## EXERCISE BRIEF
Each line of the listing must be transcribed exactly, except for the images, which should be excluded.

(Collection entries)
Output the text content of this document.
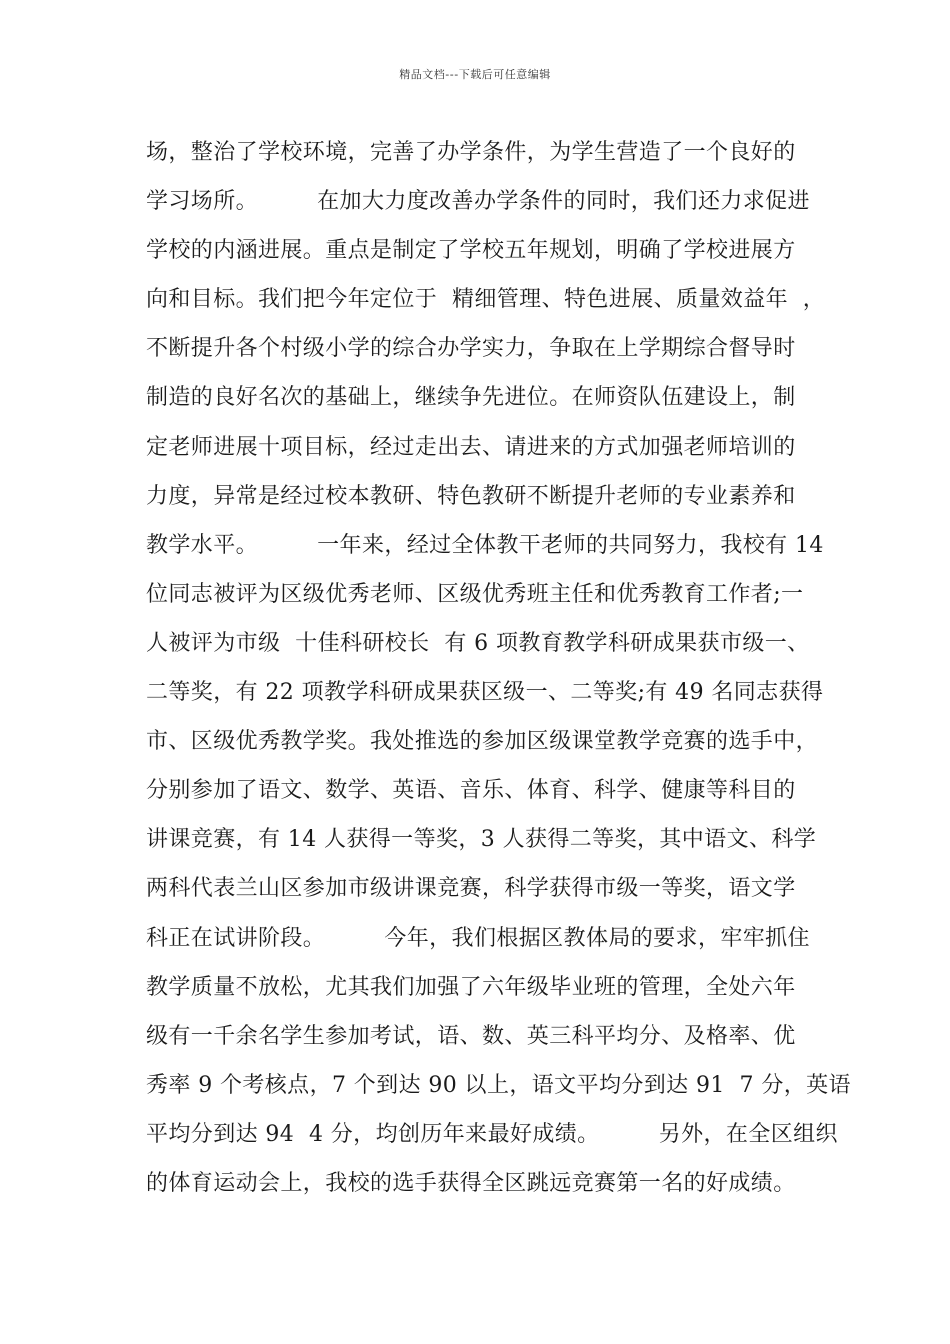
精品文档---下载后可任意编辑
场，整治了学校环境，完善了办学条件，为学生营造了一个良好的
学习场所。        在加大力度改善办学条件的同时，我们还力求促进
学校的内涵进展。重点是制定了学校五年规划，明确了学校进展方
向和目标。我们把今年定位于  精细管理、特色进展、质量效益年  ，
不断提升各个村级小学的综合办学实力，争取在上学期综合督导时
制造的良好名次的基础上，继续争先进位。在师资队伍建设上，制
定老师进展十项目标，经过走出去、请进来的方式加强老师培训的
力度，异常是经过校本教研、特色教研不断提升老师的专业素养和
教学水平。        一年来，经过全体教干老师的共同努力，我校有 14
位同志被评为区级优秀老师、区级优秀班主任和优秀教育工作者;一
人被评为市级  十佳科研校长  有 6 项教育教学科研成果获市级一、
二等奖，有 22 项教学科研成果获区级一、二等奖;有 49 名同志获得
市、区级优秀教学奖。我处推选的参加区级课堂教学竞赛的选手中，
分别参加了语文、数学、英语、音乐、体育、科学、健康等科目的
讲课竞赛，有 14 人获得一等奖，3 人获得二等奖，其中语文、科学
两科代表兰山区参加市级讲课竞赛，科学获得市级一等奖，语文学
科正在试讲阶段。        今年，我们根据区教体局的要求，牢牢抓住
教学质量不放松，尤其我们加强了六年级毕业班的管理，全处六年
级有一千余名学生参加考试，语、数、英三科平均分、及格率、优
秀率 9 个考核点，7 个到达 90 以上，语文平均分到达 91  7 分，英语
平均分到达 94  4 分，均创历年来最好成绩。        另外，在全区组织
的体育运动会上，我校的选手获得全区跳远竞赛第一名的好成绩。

## RESPONSE TO THIS EXERCISE
Output the text content of this document.
精品文档---下载后可任意编辑
场，整治了学校环境，完善了办学条件，为学生营造了一个良好的
学习场所。        在加大力度改善办学条件的同时，我们还力求促进
学校的内涵进展。重点是制定了学校五年规划，明确了学校进展方
向和目标。我们把今年定位于  精细管理、特色进展、质量效益年  ，
不断提升各个村级小学的综合办学实力，争取在上学期综合督导时
制造的良好名次的基础上，继续争先进位。在师资队伍建设上，制
定老师进展十项目标，经过走出去、请进来的方式加强老师培训的
力度，异常是经过校本教研、特色教研不断提升老师的专业素养和
教学水平。        一年来，经过全体教干老师的共同努力，我校有 14
位同志被评为区级优秀老师、区级优秀班主任和优秀教育工作者;一
人被评为市级  十佳科研校长  有 6 项教育教学科研成果获市级一、
二等奖，有 22 项教学科研成果获区级一、二等奖;有 49 名同志获得
市、区级优秀教学奖。我处推选的参加区级课堂教学竞赛的选手中，
分别参加了语文、数学、英语、音乐、体育、科学、健康等科目的
讲课竞赛，有 14 人获得一等奖，3 人获得二等奖，其中语文、科学
两科代表兰山区参加市级讲课竞赛，科学获得市级一等奖，语文学
科正在试讲阶段。        今年，我们根据区教体局的要求，牢牢抓住
教学质量不放松，尤其我们加强了六年级毕业班的管理，全处六年
级有一千余名学生参加考试，语、数、英三科平均分、及格率、优
秀率 9 个考核点，7 个到达 90 以上，语文平均分到达 91  7 分，英语
平均分到达 94  4 分，均创历年来最好成绩。        另外，在全区组织
的体育运动会上，我校的选手获得全区跳远竞赛第一名的好成绩。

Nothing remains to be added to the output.